## BEGIN
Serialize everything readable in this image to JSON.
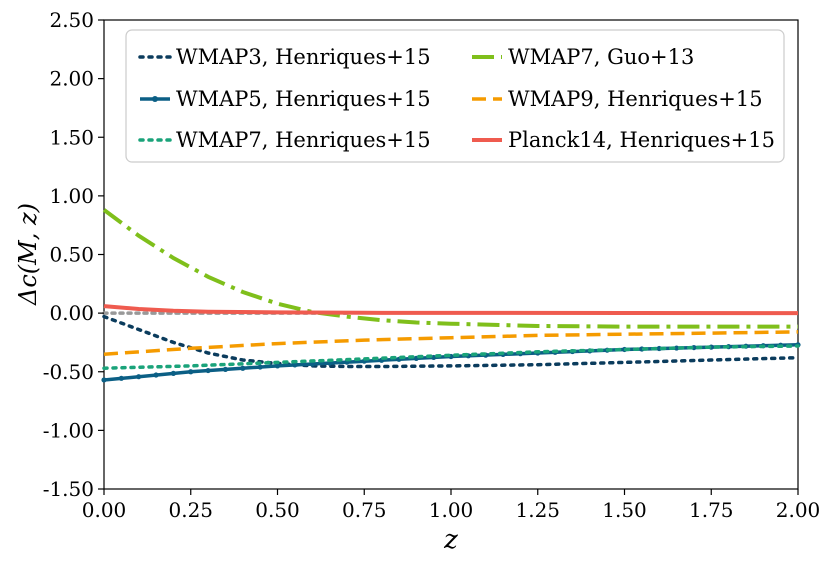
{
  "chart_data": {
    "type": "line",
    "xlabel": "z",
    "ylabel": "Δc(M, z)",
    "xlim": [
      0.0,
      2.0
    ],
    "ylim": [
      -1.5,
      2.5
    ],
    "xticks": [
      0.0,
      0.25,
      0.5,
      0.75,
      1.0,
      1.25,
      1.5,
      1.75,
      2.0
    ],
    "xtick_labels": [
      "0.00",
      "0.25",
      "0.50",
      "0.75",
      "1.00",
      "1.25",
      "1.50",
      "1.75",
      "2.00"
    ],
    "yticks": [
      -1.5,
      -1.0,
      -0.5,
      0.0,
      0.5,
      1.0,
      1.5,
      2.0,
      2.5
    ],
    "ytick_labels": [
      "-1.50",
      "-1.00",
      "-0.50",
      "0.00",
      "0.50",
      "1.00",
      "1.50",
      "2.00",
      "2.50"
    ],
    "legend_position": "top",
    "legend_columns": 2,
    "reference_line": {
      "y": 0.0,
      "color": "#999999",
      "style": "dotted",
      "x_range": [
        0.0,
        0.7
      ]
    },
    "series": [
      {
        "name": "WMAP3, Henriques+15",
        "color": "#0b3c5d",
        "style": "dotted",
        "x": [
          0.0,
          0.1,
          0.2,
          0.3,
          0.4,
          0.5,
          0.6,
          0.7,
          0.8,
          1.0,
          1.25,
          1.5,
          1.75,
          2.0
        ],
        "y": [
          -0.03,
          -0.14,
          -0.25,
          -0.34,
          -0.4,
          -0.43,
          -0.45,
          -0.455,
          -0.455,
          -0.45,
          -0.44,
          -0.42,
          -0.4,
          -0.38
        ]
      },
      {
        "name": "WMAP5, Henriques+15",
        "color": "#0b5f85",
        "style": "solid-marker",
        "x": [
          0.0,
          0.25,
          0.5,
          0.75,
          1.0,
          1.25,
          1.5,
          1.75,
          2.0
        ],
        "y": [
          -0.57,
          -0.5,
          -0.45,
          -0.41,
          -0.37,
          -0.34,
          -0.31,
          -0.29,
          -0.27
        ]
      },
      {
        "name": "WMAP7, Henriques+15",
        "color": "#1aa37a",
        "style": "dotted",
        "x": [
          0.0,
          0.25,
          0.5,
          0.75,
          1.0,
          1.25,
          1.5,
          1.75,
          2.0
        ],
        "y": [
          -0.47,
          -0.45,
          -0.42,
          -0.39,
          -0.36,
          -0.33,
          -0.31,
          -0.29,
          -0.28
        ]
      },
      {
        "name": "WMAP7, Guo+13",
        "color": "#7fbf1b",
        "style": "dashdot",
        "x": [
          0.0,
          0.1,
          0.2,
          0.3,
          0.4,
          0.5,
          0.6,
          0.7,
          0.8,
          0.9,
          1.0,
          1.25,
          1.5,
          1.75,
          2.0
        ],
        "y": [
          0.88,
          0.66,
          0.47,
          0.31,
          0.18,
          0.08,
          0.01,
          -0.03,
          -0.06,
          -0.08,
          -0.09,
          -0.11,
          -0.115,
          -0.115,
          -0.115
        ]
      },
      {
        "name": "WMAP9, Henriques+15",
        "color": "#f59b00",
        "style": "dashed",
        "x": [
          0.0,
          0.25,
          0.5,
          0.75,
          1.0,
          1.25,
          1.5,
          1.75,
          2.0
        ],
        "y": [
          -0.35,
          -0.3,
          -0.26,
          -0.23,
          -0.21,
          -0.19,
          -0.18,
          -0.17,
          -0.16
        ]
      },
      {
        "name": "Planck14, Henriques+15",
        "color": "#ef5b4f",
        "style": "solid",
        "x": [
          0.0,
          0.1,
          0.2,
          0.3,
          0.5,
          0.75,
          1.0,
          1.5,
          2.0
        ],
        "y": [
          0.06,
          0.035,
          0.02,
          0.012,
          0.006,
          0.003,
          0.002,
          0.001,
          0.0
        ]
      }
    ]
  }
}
## END
Write out each line of the data exactly; the images should be left out.

Answer to this task:
Serialize everything readable in this image to JSON.
{
  "chart_data": {
    "type": "line",
    "xlabel": "z",
    "ylabel": "Δc(M, z)",
    "xlim": [
      0.0,
      2.0
    ],
    "ylim": [
      -1.5,
      2.5
    ],
    "xticks": [
      0.0,
      0.25,
      0.5,
      0.75,
      1.0,
      1.25,
      1.5,
      1.75,
      2.0
    ],
    "xtick_labels": [
      "0.00",
      "0.25",
      "0.50",
      "0.75",
      "1.00",
      "1.25",
      "1.50",
      "1.75",
      "2.00"
    ],
    "yticks": [
      -1.5,
      -1.0,
      -0.5,
      0.0,
      0.5,
      1.0,
      1.5,
      2.0,
      2.5
    ],
    "ytick_labels": [
      "-1.50",
      "-1.00",
      "-0.50",
      "0.00",
      "0.50",
      "1.00",
      "1.50",
      "2.00",
      "2.50"
    ],
    "legend_position": "top",
    "legend_columns": 2,
    "reference_line": {
      "y": 0.0,
      "color": "#999999",
      "style": "dotted",
      "x_range": [
        0.0,
        0.7
      ]
    },
    "series": [
      {
        "name": "WMAP3, Henriques+15",
        "color": "#0b3c5d",
        "style": "dotted",
        "x": [
          0.0,
          0.1,
          0.2,
          0.3,
          0.4,
          0.5,
          0.6,
          0.7,
          0.8,
          1.0,
          1.25,
          1.5,
          1.75,
          2.0
        ],
        "y": [
          -0.03,
          -0.14,
          -0.25,
          -0.34,
          -0.4,
          -0.43,
          -0.45,
          -0.455,
          -0.455,
          -0.45,
          -0.44,
          -0.42,
          -0.4,
          -0.38
        ]
      },
      {
        "name": "WMAP5, Henriques+15",
        "color": "#0b5f85",
        "style": "solid-marker",
        "x": [
          0.0,
          0.25,
          0.5,
          0.75,
          1.0,
          1.25,
          1.5,
          1.75,
          2.0
        ],
        "y": [
          -0.57,
          -0.5,
          -0.45,
          -0.41,
          -0.37,
          -0.34,
          -0.31,
          -0.29,
          -0.27
        ]
      },
      {
        "name": "WMAP7, Henriques+15",
        "color": "#1aa37a",
        "style": "dotted",
        "x": [
          0.0,
          0.25,
          0.5,
          0.75,
          1.0,
          1.25,
          1.5,
          1.75,
          2.0
        ],
        "y": [
          -0.47,
          -0.45,
          -0.42,
          -0.39,
          -0.36,
          -0.33,
          -0.31,
          -0.29,
          -0.28
        ]
      },
      {
        "name": "WMAP7, Guo+13",
        "color": "#7fbf1b",
        "style": "dashdot",
        "x": [
          0.0,
          0.1,
          0.2,
          0.3,
          0.4,
          0.5,
          0.6,
          0.7,
          0.8,
          0.9,
          1.0,
          1.25,
          1.5,
          1.75,
          2.0
        ],
        "y": [
          0.88,
          0.66,
          0.47,
          0.31,
          0.18,
          0.08,
          0.01,
          -0.03,
          -0.06,
          -0.08,
          -0.09,
          -0.11,
          -0.115,
          -0.115,
          -0.115
        ]
      },
      {
        "name": "WMAP9, Henriques+15",
        "color": "#f59b00",
        "style": "dashed",
        "x": [
          0.0,
          0.25,
          0.5,
          0.75,
          1.0,
          1.25,
          1.5,
          1.75,
          2.0
        ],
        "y": [
          -0.35,
          -0.3,
          -0.26,
          -0.23,
          -0.21,
          -0.19,
          -0.18,
          -0.17,
          -0.16
        ]
      },
      {
        "name": "Planck14, Henriques+15",
        "color": "#ef5b4f",
        "style": "solid",
        "x": [
          0.0,
          0.1,
          0.2,
          0.3,
          0.5,
          0.75,
          1.0,
          1.5,
          2.0
        ],
        "y": [
          0.06,
          0.035,
          0.02,
          0.012,
          0.006,
          0.003,
          0.002,
          0.001,
          0.0
        ]
      }
    ]
  }
}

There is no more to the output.